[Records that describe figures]
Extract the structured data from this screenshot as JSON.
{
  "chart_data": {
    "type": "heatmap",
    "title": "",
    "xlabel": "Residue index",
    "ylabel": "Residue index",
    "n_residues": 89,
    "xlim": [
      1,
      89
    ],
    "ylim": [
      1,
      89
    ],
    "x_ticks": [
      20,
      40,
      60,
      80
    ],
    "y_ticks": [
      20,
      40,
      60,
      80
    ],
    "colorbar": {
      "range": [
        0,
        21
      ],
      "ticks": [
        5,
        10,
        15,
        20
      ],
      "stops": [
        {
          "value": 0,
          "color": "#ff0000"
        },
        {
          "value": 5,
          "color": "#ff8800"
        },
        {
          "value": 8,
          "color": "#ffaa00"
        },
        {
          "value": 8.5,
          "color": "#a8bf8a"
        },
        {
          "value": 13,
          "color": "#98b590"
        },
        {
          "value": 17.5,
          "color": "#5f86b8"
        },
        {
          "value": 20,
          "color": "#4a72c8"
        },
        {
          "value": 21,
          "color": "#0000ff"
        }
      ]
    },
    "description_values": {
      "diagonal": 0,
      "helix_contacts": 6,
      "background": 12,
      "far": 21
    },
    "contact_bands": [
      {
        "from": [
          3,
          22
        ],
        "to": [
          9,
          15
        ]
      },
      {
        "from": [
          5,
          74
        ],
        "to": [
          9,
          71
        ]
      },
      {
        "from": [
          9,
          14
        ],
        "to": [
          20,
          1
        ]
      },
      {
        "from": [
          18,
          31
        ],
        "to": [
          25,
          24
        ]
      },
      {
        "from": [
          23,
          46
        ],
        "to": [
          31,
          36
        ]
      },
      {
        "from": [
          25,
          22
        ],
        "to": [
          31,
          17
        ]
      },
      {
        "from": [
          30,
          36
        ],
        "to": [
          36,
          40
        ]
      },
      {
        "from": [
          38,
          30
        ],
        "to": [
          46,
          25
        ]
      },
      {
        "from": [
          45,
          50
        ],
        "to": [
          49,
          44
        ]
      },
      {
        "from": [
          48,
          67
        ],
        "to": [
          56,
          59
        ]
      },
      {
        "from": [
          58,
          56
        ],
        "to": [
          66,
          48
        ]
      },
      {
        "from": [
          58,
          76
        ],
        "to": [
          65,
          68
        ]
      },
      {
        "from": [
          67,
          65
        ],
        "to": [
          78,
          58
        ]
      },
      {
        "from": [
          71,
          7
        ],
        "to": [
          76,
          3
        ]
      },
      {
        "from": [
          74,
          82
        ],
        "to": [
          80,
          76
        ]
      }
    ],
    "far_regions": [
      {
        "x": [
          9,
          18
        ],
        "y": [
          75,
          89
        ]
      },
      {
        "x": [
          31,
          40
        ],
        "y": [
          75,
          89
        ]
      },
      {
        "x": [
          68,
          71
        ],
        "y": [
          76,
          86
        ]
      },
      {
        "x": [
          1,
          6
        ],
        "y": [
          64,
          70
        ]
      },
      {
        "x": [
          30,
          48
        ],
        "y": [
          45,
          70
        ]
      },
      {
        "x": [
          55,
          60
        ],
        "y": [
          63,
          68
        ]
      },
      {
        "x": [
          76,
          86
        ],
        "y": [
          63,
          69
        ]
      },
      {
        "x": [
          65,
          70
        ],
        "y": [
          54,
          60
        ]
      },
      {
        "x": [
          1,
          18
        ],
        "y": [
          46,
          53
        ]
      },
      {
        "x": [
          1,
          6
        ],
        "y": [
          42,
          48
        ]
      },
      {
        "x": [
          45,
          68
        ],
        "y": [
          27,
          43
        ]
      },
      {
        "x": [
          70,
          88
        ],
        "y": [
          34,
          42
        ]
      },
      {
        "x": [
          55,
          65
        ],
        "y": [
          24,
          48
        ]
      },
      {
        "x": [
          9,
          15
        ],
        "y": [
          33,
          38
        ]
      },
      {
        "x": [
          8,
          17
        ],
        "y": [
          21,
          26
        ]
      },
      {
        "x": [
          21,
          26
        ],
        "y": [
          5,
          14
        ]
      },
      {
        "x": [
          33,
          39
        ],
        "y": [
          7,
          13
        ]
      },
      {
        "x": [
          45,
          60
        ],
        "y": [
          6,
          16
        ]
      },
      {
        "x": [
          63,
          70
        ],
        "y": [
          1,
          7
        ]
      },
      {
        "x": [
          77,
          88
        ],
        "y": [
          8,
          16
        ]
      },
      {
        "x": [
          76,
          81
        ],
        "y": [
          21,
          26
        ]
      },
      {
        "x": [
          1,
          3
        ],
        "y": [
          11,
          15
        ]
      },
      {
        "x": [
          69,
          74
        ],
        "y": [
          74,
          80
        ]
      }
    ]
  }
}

=== Set problem ===
Type the whole listing again, unaltered.

=== Solution to the problem ===
Extract the structured data from this screenshot as JSON.
{
  "chart_data": {
    "type": "heatmap",
    "title": "",
    "xlabel": "Residue index",
    "ylabel": "Residue index",
    "n_residues": 89,
    "xlim": [
      1,
      89
    ],
    "ylim": [
      1,
      89
    ],
    "x_ticks": [
      20,
      40,
      60,
      80
    ],
    "y_ticks": [
      20,
      40,
      60,
      80
    ],
    "colorbar": {
      "range": [
        0,
        21
      ],
      "ticks": [
        5,
        10,
        15,
        20
      ],
      "stops": [
        {
          "value": 0,
          "color": "#ff0000"
        },
        {
          "value": 5,
          "color": "#ff8800"
        },
        {
          "value": 8,
          "color": "#ffaa00"
        },
        {
          "value": 8.5,
          "color": "#a8bf8a"
        },
        {
          "value": 13,
          "color": "#98b590"
        },
        {
          "value": 17.5,
          "color": "#5f86b8"
        },
        {
          "value": 20,
          "color": "#4a72c8"
        },
        {
          "value": 21,
          "color": "#0000ff"
        }
      ]
    },
    "description_values": {
      "diagonal": 0,
      "helix_contacts": 6,
      "background": 12,
      "far": 21
    },
    "contact_bands": [
      {
        "from": [
          3,
          22
        ],
        "to": [
          9,
          15
        ]
      },
      {
        "from": [
          5,
          74
        ],
        "to": [
          9,
          71
        ]
      },
      {
        "from": [
          9,
          14
        ],
        "to": [
          20,
          1
        ]
      },
      {
        "from": [
          18,
          31
        ],
        "to": [
          25,
          24
        ]
      },
      {
        "from": [
          23,
          46
        ],
        "to": [
          31,
          36
        ]
      },
      {
        "from": [
          25,
          22
        ],
        "to": [
          31,
          17
        ]
      },
      {
        "from": [
          30,
          36
        ],
        "to": [
          36,
          40
        ]
      },
      {
        "from": [
          38,
          30
        ],
        "to": [
          46,
          25
        ]
      },
      {
        "from": [
          45,
          50
        ],
        "to": [
          49,
          44
        ]
      },
      {
        "from": [
          48,
          67
        ],
        "to": [
          56,
          59
        ]
      },
      {
        "from": [
          58,
          56
        ],
        "to": [
          66,
          48
        ]
      },
      {
        "from": [
          58,
          76
        ],
        "to": [
          65,
          68
        ]
      },
      {
        "from": [
          67,
          65
        ],
        "to": [
          78,
          58
        ]
      },
      {
        "from": [
          71,
          7
        ],
        "to": [
          76,
          3
        ]
      },
      {
        "from": [
          74,
          82
        ],
        "to": [
          80,
          76
        ]
      }
    ],
    "far_regions": [
      {
        "x": [
          9,
          18
        ],
        "y": [
          75,
          89
        ]
      },
      {
        "x": [
          31,
          40
        ],
        "y": [
          75,
          89
        ]
      },
      {
        "x": [
          68,
          71
        ],
        "y": [
          76,
          86
        ]
      },
      {
        "x": [
          1,
          6
        ],
        "y": [
          64,
          70
        ]
      },
      {
        "x": [
          30,
          48
        ],
        "y": [
          45,
          70
        ]
      },
      {
        "x": [
          55,
          60
        ],
        "y": [
          63,
          68
        ]
      },
      {
        "x": [
          76,
          86
        ],
        "y": [
          63,
          69
        ]
      },
      {
        "x": [
          65,
          70
        ],
        "y": [
          54,
          60
        ]
      },
      {
        "x": [
          1,
          18
        ],
        "y": [
          46,
          53
        ]
      },
      {
        "x": [
          1,
          6
        ],
        "y": [
          42,
          48
        ]
      },
      {
        "x": [
          45,
          68
        ],
        "y": [
          27,
          43
        ]
      },
      {
        "x": [
          70,
          88
        ],
        "y": [
          34,
          42
        ]
      },
      {
        "x": [
          55,
          65
        ],
        "y": [
          24,
          48
        ]
      },
      {
        "x": [
          9,
          15
        ],
        "y": [
          33,
          38
        ]
      },
      {
        "x": [
          8,
          17
        ],
        "y": [
          21,
          26
        ]
      },
      {
        "x": [
          21,
          26
        ],
        "y": [
          5,
          14
        ]
      },
      {
        "x": [
          33,
          39
        ],
        "y": [
          7,
          13
        ]
      },
      {
        "x": [
          45,
          60
        ],
        "y": [
          6,
          16
        ]
      },
      {
        "x": [
          63,
          70
        ],
        "y": [
          1,
          7
        ]
      },
      {
        "x": [
          77,
          88
        ],
        "y": [
          8,
          16
        ]
      },
      {
        "x": [
          76,
          81
        ],
        "y": [
          21,
          26
        ]
      },
      {
        "x": [
          1,
          3
        ],
        "y": [
          11,
          15
        ]
      },
      {
        "x": [
          69,
          74
        ],
        "y": [
          74,
          80
        ]
      }
    ]
  }
}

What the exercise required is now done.